**Exercise directions**
Search the records below for the word "name" and show every line where it occurs.

**Input rows**

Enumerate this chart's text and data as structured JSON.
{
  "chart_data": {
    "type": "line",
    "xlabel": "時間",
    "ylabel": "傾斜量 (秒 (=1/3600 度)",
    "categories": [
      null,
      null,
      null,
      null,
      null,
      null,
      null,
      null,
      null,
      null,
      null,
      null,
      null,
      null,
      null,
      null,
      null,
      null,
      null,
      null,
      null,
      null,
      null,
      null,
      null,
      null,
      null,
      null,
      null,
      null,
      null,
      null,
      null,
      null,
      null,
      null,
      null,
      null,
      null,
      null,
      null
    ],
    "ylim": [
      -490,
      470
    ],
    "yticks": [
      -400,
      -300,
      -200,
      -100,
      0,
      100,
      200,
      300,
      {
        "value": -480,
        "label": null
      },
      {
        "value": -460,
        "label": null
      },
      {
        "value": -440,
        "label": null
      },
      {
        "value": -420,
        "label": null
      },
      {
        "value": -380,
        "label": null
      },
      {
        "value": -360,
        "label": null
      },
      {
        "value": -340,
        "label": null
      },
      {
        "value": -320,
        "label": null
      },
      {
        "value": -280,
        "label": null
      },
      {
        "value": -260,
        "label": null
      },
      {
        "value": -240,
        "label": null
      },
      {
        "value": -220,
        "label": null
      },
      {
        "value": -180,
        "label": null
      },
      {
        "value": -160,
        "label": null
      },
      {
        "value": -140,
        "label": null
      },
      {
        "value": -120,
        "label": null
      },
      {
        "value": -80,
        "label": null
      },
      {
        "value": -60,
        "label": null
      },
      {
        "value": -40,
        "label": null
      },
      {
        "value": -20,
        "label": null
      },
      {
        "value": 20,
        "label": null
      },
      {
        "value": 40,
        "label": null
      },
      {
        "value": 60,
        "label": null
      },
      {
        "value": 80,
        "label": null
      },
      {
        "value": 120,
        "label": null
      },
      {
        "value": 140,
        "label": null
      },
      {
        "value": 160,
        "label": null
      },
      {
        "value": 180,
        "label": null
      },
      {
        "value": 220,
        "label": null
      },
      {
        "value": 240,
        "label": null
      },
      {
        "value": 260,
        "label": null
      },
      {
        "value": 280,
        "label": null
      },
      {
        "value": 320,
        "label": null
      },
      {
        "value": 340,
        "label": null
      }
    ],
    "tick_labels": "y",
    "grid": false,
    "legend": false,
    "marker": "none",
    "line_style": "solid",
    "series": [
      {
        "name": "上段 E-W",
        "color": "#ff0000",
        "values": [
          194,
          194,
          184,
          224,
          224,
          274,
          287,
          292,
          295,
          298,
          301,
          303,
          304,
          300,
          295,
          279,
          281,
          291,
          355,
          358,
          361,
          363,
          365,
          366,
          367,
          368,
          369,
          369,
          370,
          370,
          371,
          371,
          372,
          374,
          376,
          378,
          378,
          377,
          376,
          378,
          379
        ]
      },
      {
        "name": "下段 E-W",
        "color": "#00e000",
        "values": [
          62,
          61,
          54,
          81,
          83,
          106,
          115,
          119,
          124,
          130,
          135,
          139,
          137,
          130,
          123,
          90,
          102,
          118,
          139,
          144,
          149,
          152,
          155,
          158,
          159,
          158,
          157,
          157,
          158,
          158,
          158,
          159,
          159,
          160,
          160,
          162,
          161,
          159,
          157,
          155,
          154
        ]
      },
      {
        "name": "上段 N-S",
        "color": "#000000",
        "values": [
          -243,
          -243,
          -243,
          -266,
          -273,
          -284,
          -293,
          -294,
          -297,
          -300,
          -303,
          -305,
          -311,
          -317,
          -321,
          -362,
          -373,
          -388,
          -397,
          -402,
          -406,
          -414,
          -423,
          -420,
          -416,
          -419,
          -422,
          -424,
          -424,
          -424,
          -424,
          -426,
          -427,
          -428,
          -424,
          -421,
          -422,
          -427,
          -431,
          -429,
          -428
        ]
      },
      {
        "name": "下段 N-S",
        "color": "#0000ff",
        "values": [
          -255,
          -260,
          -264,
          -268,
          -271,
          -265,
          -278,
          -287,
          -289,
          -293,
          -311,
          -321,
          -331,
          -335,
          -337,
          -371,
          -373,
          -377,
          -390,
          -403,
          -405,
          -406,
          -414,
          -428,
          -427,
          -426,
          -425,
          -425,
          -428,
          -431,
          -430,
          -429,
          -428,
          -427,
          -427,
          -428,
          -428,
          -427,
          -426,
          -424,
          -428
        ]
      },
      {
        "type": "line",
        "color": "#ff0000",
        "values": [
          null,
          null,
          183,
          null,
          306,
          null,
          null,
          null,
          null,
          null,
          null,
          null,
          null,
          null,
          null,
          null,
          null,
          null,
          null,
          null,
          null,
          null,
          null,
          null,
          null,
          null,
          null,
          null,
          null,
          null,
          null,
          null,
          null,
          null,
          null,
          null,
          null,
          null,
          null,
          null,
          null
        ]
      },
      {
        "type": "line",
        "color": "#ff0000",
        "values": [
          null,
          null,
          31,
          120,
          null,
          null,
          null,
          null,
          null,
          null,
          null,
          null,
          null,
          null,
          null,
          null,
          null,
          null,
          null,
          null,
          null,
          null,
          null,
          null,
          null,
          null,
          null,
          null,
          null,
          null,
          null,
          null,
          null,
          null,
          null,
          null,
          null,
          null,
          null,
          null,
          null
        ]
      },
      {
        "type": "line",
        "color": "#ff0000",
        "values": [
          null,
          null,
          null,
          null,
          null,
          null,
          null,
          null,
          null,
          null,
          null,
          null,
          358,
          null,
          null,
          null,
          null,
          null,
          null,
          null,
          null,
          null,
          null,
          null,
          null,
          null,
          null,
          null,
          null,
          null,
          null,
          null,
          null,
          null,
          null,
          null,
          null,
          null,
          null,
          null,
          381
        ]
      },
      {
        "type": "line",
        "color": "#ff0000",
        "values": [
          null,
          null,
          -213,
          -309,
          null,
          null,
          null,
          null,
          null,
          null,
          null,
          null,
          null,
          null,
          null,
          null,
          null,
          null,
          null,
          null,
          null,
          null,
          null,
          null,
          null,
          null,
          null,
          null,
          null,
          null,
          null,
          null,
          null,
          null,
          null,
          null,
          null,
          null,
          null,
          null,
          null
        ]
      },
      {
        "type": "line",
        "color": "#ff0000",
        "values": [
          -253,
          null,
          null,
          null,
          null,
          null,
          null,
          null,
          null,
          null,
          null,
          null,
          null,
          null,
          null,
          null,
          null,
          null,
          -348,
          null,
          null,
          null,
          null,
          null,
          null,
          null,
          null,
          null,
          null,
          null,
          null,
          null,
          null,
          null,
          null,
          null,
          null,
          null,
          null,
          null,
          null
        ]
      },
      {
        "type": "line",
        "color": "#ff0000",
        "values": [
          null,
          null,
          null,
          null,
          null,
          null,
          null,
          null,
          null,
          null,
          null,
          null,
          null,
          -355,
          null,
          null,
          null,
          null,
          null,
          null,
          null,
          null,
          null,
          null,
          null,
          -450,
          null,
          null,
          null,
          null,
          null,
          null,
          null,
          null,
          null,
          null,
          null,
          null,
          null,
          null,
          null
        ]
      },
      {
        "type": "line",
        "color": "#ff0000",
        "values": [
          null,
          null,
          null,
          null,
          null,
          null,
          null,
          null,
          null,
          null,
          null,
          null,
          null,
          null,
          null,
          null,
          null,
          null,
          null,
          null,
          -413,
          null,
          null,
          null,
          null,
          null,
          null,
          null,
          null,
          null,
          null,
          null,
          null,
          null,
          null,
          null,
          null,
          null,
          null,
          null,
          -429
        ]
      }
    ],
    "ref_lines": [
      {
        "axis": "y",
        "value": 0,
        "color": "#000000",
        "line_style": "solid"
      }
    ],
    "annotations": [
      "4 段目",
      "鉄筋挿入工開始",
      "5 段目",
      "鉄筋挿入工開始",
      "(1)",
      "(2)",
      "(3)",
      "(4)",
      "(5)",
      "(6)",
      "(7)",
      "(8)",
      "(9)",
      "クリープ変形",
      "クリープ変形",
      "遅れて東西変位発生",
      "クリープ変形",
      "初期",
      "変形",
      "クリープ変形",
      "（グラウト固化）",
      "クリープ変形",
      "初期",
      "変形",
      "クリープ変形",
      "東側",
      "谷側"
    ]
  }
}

**Response**
        "name": "上段 E-W",
        "name": "下段 E-W",
        "name": "上段 N-S",
        "name": "下段 N-S",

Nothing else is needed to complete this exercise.